EXTRACTED ENTRIES:
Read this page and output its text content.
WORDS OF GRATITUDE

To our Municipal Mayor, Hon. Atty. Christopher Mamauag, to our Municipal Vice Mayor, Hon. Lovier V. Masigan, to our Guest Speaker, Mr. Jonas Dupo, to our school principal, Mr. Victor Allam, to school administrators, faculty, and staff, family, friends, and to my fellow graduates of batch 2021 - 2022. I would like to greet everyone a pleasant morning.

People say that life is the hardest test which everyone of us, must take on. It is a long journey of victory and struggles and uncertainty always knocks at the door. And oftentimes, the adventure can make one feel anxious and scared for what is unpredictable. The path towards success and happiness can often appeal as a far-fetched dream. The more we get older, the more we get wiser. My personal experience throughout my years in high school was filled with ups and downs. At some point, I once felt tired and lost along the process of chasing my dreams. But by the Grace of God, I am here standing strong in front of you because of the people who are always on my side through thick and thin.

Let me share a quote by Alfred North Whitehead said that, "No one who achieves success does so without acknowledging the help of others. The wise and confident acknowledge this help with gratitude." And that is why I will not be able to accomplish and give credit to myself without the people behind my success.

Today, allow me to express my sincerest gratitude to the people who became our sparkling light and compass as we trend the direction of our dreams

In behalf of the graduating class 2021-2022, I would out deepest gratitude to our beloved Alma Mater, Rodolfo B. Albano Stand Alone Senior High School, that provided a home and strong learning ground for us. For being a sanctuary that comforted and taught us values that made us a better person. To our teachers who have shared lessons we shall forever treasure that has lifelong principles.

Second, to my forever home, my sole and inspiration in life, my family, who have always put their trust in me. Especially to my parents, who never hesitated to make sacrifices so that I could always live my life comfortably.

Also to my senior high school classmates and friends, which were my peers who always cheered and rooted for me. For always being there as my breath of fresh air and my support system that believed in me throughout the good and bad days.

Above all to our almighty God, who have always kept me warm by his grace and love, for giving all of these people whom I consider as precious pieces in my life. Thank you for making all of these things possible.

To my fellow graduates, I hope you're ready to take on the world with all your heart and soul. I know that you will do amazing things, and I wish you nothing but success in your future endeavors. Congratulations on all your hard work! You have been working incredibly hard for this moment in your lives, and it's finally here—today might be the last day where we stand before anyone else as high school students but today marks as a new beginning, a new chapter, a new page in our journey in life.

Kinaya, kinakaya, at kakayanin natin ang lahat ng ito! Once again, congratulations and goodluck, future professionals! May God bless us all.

BRIEF: Determine how many lines of the listing hold the word "page" and reply with that figure alone.

RESPONSE FOR THIS EXERCISE: 2